● THE TASK
Reply with only the number of lines that contain the string "category".

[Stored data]
◆ ◆ ◆ ◆ ◆ ◆ ◆
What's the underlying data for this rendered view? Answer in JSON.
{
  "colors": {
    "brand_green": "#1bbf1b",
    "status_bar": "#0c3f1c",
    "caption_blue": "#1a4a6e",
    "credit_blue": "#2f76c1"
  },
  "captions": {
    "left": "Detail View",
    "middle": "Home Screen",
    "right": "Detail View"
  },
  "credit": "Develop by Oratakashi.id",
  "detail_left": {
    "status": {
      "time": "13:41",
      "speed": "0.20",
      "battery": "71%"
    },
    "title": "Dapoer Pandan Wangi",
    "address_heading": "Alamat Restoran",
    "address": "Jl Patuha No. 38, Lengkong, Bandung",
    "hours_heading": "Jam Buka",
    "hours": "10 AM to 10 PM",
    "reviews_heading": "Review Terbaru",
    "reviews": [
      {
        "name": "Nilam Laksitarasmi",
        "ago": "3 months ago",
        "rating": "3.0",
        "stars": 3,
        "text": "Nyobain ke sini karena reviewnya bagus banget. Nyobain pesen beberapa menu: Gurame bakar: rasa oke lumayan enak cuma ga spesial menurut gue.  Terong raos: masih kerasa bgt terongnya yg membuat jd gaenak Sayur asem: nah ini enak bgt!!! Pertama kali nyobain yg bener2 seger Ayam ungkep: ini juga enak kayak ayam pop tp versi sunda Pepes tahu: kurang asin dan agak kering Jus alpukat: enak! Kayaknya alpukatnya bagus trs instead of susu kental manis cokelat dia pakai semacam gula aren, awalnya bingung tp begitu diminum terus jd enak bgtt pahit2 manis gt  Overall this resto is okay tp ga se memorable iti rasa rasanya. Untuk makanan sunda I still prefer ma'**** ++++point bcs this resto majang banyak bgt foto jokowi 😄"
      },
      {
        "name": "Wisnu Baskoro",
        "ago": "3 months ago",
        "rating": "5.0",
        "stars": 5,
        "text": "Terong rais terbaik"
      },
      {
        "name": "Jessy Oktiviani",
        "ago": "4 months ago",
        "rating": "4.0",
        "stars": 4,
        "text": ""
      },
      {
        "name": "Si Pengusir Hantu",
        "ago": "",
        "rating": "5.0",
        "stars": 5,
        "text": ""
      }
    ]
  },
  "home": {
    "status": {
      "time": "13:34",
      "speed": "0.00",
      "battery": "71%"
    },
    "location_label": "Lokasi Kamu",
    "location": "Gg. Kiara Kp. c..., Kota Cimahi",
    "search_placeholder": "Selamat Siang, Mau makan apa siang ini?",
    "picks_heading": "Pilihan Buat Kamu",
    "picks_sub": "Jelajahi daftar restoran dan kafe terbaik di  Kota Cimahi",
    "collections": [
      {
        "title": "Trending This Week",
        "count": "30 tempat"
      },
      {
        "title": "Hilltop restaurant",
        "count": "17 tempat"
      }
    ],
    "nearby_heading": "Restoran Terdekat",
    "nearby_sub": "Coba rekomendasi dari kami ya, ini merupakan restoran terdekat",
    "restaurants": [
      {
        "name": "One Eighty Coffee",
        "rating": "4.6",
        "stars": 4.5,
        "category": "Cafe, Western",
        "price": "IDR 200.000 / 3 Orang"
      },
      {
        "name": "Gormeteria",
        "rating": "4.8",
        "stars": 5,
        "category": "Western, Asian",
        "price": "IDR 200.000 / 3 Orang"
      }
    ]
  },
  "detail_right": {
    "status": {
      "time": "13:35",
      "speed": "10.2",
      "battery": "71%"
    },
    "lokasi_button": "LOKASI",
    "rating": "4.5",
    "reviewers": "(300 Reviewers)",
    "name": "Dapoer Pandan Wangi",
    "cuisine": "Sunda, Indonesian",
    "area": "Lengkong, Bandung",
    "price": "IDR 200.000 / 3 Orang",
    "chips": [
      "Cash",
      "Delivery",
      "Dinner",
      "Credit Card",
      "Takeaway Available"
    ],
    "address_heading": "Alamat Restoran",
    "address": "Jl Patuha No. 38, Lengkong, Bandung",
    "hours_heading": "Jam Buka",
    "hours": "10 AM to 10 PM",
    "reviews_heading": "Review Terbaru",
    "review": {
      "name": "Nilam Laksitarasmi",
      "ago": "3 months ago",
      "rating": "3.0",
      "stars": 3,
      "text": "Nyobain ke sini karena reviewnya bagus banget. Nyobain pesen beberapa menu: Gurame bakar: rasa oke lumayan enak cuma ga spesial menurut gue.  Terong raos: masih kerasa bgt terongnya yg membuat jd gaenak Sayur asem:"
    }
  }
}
◆ ◆ ◆ ◆ ◆ ◆ ◆
● WRITTEN REPLY
2